▼

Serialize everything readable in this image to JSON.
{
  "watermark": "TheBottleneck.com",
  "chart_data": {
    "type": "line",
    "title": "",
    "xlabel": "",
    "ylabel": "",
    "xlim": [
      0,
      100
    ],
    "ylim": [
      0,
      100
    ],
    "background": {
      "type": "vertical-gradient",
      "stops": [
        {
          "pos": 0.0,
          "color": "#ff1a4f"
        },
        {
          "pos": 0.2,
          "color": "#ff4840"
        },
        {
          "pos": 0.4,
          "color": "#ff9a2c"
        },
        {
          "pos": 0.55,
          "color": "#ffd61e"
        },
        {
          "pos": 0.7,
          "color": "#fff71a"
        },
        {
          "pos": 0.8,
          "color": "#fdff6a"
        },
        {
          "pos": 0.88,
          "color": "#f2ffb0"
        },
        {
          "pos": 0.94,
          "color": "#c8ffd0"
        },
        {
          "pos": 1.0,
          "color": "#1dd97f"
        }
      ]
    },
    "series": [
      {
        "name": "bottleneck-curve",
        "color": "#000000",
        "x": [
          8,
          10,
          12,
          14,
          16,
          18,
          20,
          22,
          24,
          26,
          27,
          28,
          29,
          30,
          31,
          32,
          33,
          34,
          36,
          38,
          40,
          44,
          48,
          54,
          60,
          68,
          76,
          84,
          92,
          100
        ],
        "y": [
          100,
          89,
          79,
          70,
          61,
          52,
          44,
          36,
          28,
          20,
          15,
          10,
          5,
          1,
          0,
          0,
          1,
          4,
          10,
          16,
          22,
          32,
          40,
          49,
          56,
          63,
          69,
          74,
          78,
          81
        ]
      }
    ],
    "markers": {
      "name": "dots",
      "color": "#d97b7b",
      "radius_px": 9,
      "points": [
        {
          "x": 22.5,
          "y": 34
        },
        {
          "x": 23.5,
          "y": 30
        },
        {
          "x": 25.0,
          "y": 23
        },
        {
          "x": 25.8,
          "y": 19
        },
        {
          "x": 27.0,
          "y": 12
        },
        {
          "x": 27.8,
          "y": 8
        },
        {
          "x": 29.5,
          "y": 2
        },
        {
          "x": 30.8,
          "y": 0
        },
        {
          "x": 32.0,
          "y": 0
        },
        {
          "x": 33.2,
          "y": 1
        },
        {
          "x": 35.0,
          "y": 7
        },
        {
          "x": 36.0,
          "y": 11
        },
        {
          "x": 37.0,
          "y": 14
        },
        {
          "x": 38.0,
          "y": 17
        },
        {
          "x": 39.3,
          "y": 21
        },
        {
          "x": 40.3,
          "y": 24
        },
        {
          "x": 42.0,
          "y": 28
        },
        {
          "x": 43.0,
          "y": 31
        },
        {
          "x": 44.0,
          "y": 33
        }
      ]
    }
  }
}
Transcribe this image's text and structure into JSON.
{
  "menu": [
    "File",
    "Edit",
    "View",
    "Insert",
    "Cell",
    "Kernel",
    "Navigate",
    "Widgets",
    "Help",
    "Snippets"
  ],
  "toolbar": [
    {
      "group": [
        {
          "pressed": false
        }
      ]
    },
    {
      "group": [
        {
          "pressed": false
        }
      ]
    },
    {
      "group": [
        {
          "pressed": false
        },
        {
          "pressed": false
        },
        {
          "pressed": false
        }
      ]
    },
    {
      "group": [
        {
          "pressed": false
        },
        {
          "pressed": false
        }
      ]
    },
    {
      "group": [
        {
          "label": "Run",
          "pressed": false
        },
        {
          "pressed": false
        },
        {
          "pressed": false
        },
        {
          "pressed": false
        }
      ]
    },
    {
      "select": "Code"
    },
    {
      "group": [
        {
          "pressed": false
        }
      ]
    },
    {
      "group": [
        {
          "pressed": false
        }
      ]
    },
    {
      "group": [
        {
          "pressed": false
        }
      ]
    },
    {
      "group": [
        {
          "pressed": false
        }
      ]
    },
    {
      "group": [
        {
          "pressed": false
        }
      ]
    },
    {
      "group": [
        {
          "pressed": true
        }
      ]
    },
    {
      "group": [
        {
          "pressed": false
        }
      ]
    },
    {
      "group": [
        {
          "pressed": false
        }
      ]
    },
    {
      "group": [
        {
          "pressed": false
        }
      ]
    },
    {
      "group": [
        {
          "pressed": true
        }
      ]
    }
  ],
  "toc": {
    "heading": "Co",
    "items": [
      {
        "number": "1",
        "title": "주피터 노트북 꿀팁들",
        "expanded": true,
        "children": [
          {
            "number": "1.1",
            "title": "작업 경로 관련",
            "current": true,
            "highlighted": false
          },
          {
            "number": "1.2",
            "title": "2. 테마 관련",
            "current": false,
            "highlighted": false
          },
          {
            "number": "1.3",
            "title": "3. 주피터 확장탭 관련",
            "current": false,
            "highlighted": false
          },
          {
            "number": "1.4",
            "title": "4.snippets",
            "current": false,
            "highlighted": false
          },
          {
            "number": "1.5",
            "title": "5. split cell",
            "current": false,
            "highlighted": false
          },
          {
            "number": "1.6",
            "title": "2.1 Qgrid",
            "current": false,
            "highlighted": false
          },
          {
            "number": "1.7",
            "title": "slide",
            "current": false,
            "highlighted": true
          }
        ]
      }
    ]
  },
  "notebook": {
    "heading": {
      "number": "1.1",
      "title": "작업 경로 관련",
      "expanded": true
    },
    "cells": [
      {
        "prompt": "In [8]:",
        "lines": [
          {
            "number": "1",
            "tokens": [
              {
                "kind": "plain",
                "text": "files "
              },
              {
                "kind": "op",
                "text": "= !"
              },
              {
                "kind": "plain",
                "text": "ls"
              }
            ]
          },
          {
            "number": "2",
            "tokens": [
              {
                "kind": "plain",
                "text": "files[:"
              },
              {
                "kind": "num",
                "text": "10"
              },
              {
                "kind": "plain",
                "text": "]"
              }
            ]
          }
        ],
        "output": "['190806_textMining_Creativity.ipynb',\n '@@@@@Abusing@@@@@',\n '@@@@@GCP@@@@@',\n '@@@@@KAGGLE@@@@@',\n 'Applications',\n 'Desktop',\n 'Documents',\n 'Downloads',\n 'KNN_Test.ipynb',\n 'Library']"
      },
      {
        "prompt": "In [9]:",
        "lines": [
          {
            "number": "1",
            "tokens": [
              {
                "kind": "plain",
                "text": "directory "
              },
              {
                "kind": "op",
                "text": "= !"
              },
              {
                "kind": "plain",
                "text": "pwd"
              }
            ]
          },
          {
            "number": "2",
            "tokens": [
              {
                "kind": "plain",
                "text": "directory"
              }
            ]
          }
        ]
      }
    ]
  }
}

▲

• Exercise brief
Using the entries above, please restate each one word for word.

• Correct result
Serialize everything readable in this image to JSON.
{
  "watermark": "TheBottleneck.com",
  "chart_data": {
    "type": "line",
    "title": "",
    "xlabel": "",
    "ylabel": "",
    "xlim": [
      0,
      100
    ],
    "ylim": [
      0,
      100
    ],
    "background": {
      "type": "vertical-gradient",
      "stops": [
        {
          "pos": 0.0,
          "color": "#ff1a4f"
        },
        {
          "pos": 0.2,
          "color": "#ff4840"
        },
        {
          "pos": 0.4,
          "color": "#ff9a2c"
        },
        {
          "pos": 0.55,
          "color": "#ffd61e"
        },
        {
          "pos": 0.7,
          "color": "#fff71a"
        },
        {
          "pos": 0.8,
          "color": "#fdff6a"
        },
        {
          "pos": 0.88,
          "color": "#f2ffb0"
        },
        {
          "pos": 0.94,
          "color": "#c8ffd0"
        },
        {
          "pos": 1.0,
          "color": "#1dd97f"
        }
      ]
    },
    "series": [
      {
        "name": "bottleneck-curve",
        "color": "#000000",
        "x": [
          8,
          10,
          12,
          14,
          16,
          18,
          20,
          22,
          24,
          26,
          27,
          28,
          29,
          30,
          31,
          32,
          33,
          34,
          36,
          38,
          40,
          44,
          48,
          54,
          60,
          68,
          76,
          84,
          92,
          100
        ],
        "y": [
          100,
          89,
          79,
          70,
          61,
          52,
          44,
          36,
          28,
          20,
          15,
          10,
          5,
          1,
          0,
          0,
          1,
          4,
          10,
          16,
          22,
          32,
          40,
          49,
          56,
          63,
          69,
          74,
          78,
          81
        ]
      }
    ],
    "markers": {
      "name": "dots",
      "color": "#d97b7b",
      "radius_px": 9,
      "points": [
        {
          "x": 22.5,
          "y": 34
        },
        {
          "x": 23.5,
          "y": 30
        },
        {
          "x": 25.0,
          "y": 23
        },
        {
          "x": 25.8,
          "y": 19
        },
        {
          "x": 27.0,
          "y": 12
        },
        {
          "x": 27.8,
          "y": 8
        },
        {
          "x": 29.5,
          "y": 2
        },
        {
          "x": 30.8,
          "y": 0
        },
        {
          "x": 32.0,
          "y": 0
        },
        {
          "x": 33.2,
          "y": 1
        },
        {
          "x": 35.0,
          "y": 7
        },
        {
          "x": 36.0,
          "y": 11
        },
        {
          "x": 37.0,
          "y": 14
        },
        {
          "x": 38.0,
          "y": 17
        },
        {
          "x": 39.3,
          "y": 21
        },
        {
          "x": 40.3,
          "y": 24
        },
        {
          "x": 42.0,
          "y": 28
        },
        {
          "x": 43.0,
          "y": 31
        },
        {
          "x": 44.0,
          "y": 33
        }
      ]
    }
  }
}
Transcribe this image's text and structure into JSON.
{
  "menu": [
    "File",
    "Edit",
    "View",
    "Insert",
    "Cell",
    "Kernel",
    "Navigate",
    "Widgets",
    "Help",
    "Snippets"
  ],
  "toolbar": [
    {
      "group": [
        {
          "pressed": false
        }
      ]
    },
    {
      "group": [
        {
          "pressed": false
        }
      ]
    },
    {
      "group": [
        {
          "pressed": false
        },
        {
          "pressed": false
        },
        {
          "pressed": false
        }
      ]
    },
    {
      "group": [
        {
          "pressed": false
        },
        {
          "pressed": false
        }
      ]
    },
    {
      "group": [
        {
          "label": "Run",
          "pressed": false
        },
        {
          "pressed": false
        },
        {
          "pressed": false
        },
        {
          "pressed": false
        }
      ]
    },
    {
      "select": "Code"
    },
    {
      "group": [
        {
          "pressed": false
        }
      ]
    },
    {
      "group": [
        {
          "pressed": false
        }
      ]
    },
    {
      "group": [
        {
          "pressed": false
        }
      ]
    },
    {
      "group": [
        {
          "pressed": false
        }
      ]
    },
    {
      "group": [
        {
          "pressed": false
        }
      ]
    },
    {
      "group": [
        {
          "pressed": true
        }
      ]
    },
    {
      "group": [
        {
          "pressed": false
        }
      ]
    },
    {
      "group": [
        {
          "pressed": false
        }
      ]
    },
    {
      "group": [
        {
          "pressed": false
        }
      ]
    },
    {
      "group": [
        {
          "pressed": true
        }
      ]
    }
  ],
  "toc": {
    "heading": "Co",
    "items": [
      {
        "number": "1",
        "title": "주피터 노트북 꿀팁들",
        "expanded": true,
        "children": [
          {
            "number": "1.1",
            "title": "작업 경로 관련",
            "current": true,
            "highlighted": false
          },
          {
            "number": "1.2",
            "title": "2. 테마 관련",
            "current": false,
            "highlighted": false
          },
          {
            "number": "1.3",
            "title": "3. 주피터 확장탭 관련",
            "current": false,
            "highlighted": false
          },
          {
            "number": "1.4",
            "title": "4.snippets",
            "current": false,
            "highlighted": false
          },
          {
            "number": "1.5",
            "title": "5. split cell",
            "current": false,
            "highlighted": false
          },
          {
            "number": "1.6",
            "title": "2.1 Qgrid",
            "current": false,
            "highlighted": false
          },
          {
            "number": "1.7",
            "title": "slide",
            "current": false,
            "highlighted": true
          }
        ]
      }
    ]
  },
  "notebook": {
    "heading": {
      "number": "1.1",
      "title": "작업 경로 관련",
      "expanded": true
    },
    "cells": [
      {
        "prompt": "In [8]:",
        "lines": [
          {
            "number": "1",
            "tokens": [
              {
                "kind": "plain",
                "text": "files "
              },
              {
                "kind": "op",
                "text": "= !"
              },
              {
                "kind": "plain",
                "text": "ls"
              }
            ]
          },
          {
            "number": "2",
            "tokens": [
              {
                "kind": "plain",
                "text": "files[:"
              },
              {
                "kind": "num",
                "text": "10"
              },
              {
                "kind": "plain",
                "text": "]"
              }
            ]
          }
        ],
        "output": "['190806_textMining_Creativity.ipynb',\n '@@@@@Abusing@@@@@',\n '@@@@@GCP@@@@@',\n '@@@@@KAGGLE@@@@@',\n 'Applications',\n 'Desktop',\n 'Documents',\n 'Downloads',\n 'KNN_Test.ipynb',\n 'Library']"
      },
      {
        "prompt": "In [9]:",
        "lines": [
          {
            "number": "1",
            "tokens": [
              {
                "kind": "plain",
                "text": "directory "
              },
              {
                "kind": "op",
                "text": "= !"
              },
              {
                "kind": "plain",
                "text": "pwd"
              }
            ]
          },
          {
            "number": "2",
            "tokens": [
              {
                "kind": "plain",
                "text": "directory"
              }
            ]
          }
        ]
      }
    ]
  }
}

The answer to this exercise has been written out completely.